■ What this task involves
Narrow the data below down to the lines containing "quantity".
◇ ◇ ◇ ◇ ◇ ◇ ◇
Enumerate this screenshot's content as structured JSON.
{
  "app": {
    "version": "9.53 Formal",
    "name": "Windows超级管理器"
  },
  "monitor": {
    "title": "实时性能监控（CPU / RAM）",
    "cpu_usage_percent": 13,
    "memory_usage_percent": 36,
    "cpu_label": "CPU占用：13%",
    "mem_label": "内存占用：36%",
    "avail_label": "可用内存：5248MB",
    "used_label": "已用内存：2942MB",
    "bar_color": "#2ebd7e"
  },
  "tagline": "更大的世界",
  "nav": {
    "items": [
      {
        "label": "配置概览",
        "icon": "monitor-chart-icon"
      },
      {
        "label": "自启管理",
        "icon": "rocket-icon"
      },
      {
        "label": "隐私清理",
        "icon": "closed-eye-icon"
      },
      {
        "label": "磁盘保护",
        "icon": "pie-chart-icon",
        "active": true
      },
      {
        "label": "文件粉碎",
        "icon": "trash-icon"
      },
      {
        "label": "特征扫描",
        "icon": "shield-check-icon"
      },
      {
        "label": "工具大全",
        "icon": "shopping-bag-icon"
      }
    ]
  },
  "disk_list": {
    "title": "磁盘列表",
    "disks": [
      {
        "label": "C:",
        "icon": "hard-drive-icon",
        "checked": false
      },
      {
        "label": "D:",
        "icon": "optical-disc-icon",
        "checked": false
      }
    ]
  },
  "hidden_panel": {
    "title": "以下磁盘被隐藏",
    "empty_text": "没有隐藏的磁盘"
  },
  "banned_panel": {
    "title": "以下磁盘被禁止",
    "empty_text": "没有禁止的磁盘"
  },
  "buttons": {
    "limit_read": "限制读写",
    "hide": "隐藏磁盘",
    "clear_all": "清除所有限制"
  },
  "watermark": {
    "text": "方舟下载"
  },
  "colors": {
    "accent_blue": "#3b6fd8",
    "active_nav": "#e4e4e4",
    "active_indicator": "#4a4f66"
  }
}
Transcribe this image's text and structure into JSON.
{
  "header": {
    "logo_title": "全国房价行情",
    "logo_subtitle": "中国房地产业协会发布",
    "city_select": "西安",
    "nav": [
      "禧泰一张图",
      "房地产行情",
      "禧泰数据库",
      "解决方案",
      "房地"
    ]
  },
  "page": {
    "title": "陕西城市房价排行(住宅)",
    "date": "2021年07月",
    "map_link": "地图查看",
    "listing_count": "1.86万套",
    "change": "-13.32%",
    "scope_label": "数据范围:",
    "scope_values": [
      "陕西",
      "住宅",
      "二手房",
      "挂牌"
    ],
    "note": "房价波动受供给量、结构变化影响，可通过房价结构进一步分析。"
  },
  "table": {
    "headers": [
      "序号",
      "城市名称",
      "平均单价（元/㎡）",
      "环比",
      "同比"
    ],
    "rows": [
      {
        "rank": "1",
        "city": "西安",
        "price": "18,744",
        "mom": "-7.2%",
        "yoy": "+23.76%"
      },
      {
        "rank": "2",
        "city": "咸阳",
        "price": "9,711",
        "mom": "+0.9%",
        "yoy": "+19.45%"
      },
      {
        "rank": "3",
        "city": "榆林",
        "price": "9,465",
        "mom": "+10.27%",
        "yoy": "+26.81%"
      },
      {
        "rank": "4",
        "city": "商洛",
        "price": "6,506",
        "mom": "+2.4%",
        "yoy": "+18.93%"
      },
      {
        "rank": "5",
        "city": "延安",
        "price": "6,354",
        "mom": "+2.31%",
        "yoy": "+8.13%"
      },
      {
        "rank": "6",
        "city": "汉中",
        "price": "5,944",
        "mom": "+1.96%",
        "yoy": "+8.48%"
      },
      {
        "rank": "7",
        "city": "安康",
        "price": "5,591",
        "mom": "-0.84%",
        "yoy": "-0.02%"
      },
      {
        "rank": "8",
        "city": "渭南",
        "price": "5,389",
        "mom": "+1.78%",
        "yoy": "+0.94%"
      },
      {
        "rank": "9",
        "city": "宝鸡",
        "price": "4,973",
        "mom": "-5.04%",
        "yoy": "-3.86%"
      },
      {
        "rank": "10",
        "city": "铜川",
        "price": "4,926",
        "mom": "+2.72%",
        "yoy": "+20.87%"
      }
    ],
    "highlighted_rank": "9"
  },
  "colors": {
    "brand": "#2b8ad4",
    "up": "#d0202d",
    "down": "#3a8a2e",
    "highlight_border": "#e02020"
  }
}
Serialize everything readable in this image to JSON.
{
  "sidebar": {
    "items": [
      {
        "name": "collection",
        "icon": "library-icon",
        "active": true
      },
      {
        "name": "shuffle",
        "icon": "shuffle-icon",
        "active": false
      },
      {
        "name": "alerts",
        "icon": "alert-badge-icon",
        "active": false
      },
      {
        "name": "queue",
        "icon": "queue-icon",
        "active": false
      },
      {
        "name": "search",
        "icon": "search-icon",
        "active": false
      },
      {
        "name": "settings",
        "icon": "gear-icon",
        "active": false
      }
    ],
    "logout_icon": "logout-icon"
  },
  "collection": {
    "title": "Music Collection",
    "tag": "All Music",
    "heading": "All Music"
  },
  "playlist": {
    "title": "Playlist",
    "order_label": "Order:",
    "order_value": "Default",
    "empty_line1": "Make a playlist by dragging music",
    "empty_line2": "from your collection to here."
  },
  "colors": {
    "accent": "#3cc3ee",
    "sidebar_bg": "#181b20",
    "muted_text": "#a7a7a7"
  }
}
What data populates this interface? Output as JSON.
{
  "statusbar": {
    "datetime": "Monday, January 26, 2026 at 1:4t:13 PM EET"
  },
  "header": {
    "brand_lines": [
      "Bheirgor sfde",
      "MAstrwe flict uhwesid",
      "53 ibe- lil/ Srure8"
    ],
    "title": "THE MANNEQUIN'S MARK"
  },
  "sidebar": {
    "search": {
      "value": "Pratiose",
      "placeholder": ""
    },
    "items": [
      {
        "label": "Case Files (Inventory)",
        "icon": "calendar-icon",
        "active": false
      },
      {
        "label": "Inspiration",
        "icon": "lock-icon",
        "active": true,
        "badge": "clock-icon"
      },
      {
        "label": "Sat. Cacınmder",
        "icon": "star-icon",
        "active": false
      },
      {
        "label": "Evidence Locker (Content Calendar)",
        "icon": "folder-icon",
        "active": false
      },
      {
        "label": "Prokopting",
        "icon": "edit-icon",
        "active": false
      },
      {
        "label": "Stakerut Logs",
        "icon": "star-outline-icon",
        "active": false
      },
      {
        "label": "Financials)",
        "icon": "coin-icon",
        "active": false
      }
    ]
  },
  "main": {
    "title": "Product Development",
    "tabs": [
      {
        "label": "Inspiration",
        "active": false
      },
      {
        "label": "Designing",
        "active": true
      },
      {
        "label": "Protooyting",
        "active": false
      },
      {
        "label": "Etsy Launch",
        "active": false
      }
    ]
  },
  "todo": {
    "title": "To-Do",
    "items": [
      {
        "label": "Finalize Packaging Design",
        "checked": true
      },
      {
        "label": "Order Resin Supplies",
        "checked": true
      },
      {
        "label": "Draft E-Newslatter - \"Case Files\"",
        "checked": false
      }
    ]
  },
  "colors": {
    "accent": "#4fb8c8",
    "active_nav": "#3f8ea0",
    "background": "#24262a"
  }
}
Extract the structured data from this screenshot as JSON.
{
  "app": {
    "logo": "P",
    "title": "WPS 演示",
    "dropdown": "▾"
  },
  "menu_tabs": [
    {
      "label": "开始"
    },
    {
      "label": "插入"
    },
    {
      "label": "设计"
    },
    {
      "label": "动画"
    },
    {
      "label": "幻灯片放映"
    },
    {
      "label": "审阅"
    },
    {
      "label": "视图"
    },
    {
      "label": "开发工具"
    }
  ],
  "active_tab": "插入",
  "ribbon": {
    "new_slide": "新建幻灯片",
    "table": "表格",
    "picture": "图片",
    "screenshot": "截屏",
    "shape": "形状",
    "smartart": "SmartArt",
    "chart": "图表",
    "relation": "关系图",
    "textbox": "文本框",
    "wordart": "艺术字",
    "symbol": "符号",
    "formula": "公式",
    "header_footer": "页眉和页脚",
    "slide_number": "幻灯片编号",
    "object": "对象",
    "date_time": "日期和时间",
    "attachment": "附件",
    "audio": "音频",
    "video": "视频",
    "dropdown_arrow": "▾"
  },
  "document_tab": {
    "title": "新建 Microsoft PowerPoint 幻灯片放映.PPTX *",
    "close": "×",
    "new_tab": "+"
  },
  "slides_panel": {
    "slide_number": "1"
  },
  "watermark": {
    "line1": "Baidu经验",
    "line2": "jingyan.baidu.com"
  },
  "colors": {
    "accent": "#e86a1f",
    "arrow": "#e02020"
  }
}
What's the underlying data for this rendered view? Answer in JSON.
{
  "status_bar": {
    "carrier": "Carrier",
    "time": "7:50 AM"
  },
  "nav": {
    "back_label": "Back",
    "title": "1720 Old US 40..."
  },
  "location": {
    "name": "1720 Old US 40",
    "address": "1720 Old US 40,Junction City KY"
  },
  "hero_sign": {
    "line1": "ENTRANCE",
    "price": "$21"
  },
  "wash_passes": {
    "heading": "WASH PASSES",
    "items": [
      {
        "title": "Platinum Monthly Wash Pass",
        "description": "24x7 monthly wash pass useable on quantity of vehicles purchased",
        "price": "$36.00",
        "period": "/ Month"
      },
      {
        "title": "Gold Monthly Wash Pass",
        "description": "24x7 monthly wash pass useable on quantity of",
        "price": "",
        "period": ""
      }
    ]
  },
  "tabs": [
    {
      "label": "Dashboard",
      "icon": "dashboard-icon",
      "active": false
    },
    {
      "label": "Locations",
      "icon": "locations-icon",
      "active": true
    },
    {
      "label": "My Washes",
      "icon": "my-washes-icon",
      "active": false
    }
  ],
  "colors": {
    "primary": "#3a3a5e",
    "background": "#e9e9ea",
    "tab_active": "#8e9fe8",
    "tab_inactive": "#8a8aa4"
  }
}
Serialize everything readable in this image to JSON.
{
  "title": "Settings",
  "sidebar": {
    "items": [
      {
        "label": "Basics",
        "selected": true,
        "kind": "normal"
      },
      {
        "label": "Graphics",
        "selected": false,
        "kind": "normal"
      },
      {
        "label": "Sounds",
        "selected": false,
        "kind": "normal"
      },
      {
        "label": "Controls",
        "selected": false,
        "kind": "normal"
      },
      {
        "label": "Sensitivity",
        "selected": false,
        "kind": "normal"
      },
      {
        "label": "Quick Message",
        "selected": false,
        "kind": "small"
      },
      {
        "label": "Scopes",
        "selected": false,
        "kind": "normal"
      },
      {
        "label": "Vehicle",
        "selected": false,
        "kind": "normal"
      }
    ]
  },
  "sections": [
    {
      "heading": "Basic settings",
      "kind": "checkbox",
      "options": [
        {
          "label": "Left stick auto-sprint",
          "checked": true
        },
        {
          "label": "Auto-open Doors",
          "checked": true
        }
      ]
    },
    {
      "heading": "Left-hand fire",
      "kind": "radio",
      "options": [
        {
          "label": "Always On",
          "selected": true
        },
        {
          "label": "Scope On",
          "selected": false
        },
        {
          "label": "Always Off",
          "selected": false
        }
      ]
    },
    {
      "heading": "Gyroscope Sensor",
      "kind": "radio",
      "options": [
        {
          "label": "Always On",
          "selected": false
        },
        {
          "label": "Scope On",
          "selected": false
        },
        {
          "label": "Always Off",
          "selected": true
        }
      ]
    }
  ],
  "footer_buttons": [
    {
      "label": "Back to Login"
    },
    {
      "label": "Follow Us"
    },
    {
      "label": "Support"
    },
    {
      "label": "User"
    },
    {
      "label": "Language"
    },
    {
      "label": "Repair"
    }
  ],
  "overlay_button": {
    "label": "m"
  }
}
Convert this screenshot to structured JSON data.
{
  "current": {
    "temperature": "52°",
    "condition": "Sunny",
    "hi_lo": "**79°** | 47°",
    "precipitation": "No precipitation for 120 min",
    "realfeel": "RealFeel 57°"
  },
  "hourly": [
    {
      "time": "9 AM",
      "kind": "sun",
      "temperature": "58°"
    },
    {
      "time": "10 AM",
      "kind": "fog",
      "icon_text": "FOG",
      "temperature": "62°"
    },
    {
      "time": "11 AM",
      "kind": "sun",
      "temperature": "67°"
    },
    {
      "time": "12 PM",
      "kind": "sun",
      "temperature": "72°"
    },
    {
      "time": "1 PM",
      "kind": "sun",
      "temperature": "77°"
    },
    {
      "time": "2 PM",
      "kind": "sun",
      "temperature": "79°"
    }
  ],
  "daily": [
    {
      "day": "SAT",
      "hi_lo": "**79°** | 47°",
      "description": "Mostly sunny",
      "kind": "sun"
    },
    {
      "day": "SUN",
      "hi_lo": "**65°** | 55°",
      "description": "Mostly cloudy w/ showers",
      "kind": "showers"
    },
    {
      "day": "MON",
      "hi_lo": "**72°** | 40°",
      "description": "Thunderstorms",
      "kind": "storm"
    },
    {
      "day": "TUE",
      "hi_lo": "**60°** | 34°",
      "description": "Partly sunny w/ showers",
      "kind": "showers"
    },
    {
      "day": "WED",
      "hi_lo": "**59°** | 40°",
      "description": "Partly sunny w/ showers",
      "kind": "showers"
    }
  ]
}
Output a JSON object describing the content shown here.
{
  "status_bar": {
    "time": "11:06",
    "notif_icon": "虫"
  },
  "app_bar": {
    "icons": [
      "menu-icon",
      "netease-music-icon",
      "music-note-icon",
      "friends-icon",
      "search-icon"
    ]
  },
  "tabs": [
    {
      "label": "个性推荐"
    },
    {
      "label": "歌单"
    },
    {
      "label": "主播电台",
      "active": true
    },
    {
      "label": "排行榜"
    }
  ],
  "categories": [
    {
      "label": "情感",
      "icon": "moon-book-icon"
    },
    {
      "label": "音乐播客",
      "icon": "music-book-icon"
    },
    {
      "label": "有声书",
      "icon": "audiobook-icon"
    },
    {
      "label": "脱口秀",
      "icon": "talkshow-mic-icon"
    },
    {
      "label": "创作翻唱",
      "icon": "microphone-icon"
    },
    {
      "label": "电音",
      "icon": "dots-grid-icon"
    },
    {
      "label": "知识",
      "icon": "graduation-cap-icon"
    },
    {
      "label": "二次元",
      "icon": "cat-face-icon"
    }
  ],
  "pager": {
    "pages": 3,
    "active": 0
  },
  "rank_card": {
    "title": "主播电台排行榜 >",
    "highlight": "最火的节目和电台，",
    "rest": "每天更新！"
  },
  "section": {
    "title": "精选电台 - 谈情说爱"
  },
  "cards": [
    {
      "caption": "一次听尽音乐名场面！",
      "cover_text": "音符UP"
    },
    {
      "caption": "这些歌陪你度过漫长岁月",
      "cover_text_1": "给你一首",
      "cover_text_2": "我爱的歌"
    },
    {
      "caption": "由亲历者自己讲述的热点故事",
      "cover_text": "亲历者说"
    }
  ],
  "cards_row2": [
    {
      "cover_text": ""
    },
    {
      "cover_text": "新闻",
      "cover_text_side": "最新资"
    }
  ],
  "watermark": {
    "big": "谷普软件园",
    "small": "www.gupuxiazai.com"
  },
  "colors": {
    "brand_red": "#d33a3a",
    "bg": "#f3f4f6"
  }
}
◇ ◇ ◇ ◇ ◇ ◇ ◇
■ The response
        "description": "24x7 monthly wash pass useable on quantity of vehicles purchased",
        "description": "24x7 monthly wash pass useable on quantity of",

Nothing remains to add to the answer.